> [PROBLEM DETAILS]: From the listing below, pick out each line with the word "title".

> [ENTRIES PROVIDED]:
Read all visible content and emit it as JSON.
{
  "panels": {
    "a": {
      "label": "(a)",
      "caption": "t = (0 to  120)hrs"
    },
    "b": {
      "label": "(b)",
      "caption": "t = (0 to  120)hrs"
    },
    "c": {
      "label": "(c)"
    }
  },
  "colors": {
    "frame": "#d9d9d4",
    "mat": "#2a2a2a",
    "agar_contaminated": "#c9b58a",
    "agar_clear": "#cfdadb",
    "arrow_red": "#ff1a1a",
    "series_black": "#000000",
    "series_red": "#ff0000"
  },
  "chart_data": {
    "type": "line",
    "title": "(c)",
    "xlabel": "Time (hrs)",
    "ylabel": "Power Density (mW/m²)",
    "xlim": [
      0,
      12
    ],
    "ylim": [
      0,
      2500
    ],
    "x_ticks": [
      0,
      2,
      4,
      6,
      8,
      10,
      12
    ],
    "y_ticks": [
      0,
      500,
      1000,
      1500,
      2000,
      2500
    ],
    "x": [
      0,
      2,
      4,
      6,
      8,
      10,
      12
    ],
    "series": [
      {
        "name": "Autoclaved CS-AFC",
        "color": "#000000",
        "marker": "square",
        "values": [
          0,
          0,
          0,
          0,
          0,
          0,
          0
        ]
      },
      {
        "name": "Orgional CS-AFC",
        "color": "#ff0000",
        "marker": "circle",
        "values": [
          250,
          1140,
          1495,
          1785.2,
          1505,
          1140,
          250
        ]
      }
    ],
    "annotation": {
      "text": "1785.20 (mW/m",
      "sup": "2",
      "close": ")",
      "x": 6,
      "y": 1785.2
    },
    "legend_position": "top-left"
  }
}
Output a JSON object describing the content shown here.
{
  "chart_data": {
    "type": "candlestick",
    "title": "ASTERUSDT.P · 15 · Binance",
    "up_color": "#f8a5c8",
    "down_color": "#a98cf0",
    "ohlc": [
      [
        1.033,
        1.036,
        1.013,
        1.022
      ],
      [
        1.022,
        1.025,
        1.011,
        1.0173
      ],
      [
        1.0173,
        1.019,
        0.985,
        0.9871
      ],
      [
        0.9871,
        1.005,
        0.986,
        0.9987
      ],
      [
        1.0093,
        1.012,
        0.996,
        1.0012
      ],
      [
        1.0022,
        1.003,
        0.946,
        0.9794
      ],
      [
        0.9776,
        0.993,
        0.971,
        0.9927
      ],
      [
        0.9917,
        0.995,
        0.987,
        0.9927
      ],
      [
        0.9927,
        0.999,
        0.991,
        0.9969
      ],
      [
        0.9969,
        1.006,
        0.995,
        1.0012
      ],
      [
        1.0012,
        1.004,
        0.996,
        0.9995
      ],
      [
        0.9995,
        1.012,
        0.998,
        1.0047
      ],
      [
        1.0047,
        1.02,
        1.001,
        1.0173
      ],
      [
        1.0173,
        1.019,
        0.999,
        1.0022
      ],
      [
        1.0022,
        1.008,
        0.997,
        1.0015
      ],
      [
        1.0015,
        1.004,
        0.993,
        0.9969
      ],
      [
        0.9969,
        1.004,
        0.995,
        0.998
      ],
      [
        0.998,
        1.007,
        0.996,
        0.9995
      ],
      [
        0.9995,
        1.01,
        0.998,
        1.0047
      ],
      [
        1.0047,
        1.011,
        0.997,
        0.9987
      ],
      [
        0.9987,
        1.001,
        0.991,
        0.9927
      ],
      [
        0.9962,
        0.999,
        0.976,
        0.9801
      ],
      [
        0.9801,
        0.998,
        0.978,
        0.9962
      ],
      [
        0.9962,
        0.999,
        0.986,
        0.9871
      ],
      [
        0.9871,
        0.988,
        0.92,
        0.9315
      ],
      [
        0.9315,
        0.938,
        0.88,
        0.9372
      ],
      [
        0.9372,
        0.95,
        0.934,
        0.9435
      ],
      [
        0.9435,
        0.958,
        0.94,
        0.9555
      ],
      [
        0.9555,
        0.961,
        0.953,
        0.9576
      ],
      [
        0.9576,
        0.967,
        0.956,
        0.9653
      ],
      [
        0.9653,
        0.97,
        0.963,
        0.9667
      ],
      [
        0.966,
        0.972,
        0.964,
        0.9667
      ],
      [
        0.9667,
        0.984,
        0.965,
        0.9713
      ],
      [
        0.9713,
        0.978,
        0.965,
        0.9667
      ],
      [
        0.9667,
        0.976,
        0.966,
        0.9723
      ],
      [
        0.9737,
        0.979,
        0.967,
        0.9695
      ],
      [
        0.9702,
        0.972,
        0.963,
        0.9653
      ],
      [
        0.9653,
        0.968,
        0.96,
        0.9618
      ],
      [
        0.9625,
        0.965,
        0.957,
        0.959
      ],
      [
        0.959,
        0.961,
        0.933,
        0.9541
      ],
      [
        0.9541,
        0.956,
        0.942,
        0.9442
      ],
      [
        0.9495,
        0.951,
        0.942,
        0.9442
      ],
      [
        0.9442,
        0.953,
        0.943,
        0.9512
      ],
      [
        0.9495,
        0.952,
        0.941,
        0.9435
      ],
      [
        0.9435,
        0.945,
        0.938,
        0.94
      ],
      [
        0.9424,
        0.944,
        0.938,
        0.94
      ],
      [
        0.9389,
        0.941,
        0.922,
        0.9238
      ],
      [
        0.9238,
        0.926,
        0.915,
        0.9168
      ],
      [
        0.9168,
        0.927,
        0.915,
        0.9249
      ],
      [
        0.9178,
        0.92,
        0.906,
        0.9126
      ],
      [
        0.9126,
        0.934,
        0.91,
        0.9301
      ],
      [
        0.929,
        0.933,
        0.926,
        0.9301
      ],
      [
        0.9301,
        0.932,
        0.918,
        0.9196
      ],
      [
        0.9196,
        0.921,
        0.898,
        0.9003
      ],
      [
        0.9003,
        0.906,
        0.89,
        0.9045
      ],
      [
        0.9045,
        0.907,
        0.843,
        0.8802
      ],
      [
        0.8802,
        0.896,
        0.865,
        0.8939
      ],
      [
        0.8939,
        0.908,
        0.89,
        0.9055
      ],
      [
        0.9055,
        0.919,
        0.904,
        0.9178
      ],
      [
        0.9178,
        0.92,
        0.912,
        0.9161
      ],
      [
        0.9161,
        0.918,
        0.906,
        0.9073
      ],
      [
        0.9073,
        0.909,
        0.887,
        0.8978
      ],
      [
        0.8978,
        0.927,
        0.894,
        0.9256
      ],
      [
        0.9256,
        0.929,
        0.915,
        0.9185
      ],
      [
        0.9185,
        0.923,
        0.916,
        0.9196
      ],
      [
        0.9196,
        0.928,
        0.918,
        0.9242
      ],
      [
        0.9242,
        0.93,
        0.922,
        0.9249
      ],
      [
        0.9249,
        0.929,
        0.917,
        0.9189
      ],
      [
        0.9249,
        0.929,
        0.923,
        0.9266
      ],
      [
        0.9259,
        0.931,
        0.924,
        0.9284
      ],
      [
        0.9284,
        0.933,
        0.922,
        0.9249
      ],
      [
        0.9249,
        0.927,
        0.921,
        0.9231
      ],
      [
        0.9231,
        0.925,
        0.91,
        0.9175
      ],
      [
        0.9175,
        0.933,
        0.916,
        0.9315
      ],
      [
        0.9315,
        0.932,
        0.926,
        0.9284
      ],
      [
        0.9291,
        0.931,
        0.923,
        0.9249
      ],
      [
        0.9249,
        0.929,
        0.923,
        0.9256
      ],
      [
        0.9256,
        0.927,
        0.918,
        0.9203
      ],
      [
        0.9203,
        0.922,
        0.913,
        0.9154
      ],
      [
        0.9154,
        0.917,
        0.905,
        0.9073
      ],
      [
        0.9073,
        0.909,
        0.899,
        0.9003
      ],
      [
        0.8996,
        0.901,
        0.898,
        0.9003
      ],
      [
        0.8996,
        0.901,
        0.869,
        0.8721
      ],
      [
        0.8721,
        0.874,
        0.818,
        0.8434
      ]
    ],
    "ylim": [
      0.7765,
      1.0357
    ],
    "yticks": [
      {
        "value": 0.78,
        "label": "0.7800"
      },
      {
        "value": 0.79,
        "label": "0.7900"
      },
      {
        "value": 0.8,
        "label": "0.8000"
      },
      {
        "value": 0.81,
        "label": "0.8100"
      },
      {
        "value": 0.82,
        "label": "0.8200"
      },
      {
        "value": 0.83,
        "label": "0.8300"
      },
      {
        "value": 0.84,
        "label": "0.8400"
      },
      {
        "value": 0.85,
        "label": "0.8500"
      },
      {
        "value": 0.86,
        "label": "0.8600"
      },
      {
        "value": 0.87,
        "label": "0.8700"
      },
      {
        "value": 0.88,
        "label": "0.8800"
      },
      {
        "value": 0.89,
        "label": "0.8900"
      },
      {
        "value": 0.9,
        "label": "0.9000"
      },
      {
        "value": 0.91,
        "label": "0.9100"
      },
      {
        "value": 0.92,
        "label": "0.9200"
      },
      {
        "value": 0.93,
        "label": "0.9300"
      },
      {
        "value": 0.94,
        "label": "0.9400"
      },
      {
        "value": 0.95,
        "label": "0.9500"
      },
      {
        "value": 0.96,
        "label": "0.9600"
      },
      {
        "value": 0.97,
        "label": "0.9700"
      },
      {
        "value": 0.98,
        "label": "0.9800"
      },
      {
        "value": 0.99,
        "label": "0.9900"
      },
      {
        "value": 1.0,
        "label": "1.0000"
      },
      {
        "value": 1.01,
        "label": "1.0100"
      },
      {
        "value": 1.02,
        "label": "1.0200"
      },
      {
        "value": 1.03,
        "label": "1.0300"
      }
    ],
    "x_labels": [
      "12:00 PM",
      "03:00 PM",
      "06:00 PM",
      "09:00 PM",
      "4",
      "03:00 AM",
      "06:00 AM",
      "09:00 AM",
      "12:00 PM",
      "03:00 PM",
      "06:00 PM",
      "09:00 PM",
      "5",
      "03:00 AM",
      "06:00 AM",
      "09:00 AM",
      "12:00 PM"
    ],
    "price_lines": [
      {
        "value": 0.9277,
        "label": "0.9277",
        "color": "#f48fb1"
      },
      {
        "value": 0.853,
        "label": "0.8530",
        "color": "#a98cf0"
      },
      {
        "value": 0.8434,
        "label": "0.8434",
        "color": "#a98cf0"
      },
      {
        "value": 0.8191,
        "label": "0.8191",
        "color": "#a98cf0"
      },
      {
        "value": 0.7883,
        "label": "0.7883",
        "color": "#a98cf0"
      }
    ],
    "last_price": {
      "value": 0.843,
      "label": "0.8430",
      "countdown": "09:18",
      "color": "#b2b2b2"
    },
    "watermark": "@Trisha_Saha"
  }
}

> [REPLY TO THE TASK]:
    "title": "(c)",
    "title": "ASTERUSDT.P · 15 · Binance",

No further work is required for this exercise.